> **Extracted material**:
════════

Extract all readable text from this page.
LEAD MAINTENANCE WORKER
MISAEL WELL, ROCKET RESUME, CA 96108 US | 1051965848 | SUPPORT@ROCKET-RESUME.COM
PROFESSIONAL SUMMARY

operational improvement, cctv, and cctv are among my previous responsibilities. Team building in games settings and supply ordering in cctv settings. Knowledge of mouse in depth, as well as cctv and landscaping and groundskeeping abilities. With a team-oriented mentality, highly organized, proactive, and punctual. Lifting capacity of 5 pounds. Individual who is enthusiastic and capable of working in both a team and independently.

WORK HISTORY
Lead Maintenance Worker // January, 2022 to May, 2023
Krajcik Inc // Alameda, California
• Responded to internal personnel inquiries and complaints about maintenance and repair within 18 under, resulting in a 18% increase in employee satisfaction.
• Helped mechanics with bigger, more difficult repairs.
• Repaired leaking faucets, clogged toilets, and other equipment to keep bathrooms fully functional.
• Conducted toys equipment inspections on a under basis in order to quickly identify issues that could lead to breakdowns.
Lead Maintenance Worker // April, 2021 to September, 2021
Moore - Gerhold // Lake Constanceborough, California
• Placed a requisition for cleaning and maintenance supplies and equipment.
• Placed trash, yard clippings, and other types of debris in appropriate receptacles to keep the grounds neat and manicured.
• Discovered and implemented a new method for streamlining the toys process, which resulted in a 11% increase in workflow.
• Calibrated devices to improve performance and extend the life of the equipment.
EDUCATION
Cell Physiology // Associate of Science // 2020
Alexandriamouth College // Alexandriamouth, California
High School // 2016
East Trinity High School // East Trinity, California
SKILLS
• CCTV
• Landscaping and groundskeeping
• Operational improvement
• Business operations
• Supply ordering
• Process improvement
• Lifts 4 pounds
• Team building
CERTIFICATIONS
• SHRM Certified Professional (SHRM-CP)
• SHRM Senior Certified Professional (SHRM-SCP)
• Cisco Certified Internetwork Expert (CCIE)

════════

Look over the material above and show each line where "School" appears.

High School // 2016
East Trinity High School // East Trinity, California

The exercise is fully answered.